>> Start EXERCISE INPUT

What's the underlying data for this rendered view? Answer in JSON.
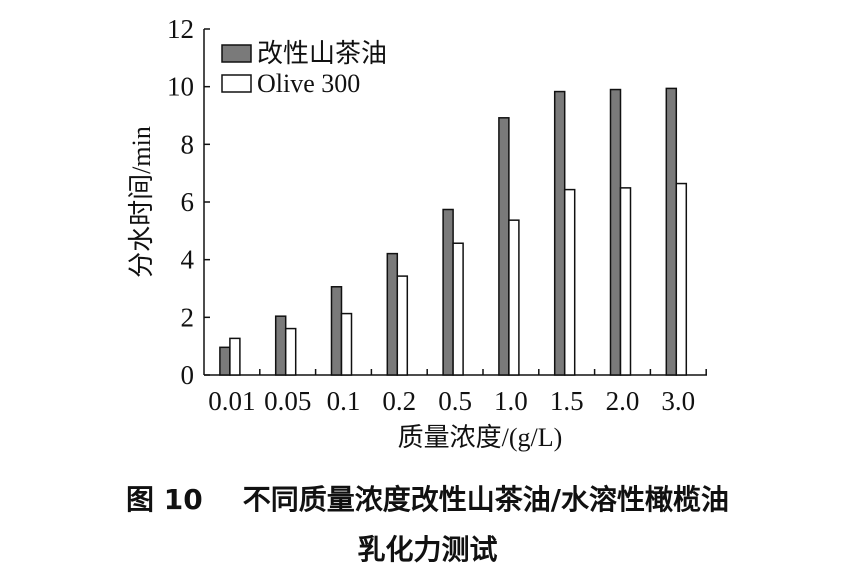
{
  "chart_data": {
    "type": "bar",
    "xlabel": "质量浓度/(g/L)",
    "ylabel": "分水时间/min",
    "categories": [
      "0.01",
      "0.05",
      "0.1",
      "0.2",
      "0.5",
      "1.0",
      "1.5",
      "2.0",
      "3.0"
    ],
    "series": [
      {
        "name": "改性山茶油",
        "color": "#7a7a7a",
        "values": [
          0.96,
          2.04,
          3.06,
          4.21,
          5.74,
          8.92,
          9.83,
          9.9,
          9.94
        ]
      },
      {
        "name": "Olive 300",
        "color": "#ffffff",
        "values": [
          1.27,
          1.61,
          2.13,
          3.43,
          4.57,
          5.37,
          6.43,
          6.49,
          6.64
        ]
      }
    ],
    "ylim": [
      0,
      12
    ],
    "yticks": [
      "0",
      "2",
      "4",
      "6",
      "8",
      "10",
      "12"
    ],
    "grid": false,
    "legend": "top-left"
  },
  "caption": {
    "figure_label": "图 10",
    "line1": "不同质量浓度改性山茶油/水溶性橄榄油",
    "line2": "乳化力测试"
  }
}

>> End EXERCISE INPUT

Images in the data above are to be skipped. Retype all other material exactly.

What's the underlying data for this rendered view? Answer in JSON.
{
  "chart_data": {
    "type": "bar",
    "xlabel": "质量浓度/(g/L)",
    "ylabel": "分水时间/min",
    "categories": [
      "0.01",
      "0.05",
      "0.1",
      "0.2",
      "0.5",
      "1.0",
      "1.5",
      "2.0",
      "3.0"
    ],
    "series": [
      {
        "name": "改性山茶油",
        "color": "#7a7a7a",
        "values": [
          0.96,
          2.04,
          3.06,
          4.21,
          5.74,
          8.92,
          9.83,
          9.9,
          9.94
        ]
      },
      {
        "name": "Olive 300",
        "color": "#ffffff",
        "values": [
          1.27,
          1.61,
          2.13,
          3.43,
          4.57,
          5.37,
          6.43,
          6.49,
          6.64
        ]
      }
    ],
    "ylim": [
      0,
      12
    ],
    "yticks": [
      "0",
      "2",
      "4",
      "6",
      "8",
      "10",
      "12"
    ],
    "grid": false,
    "legend": "top-left"
  },
  "caption": {
    "figure_label": "图 10",
    "line1": "不同质量浓度改性山茶油/水溶性橄榄油",
    "line2": "乳化力测试"
  }
}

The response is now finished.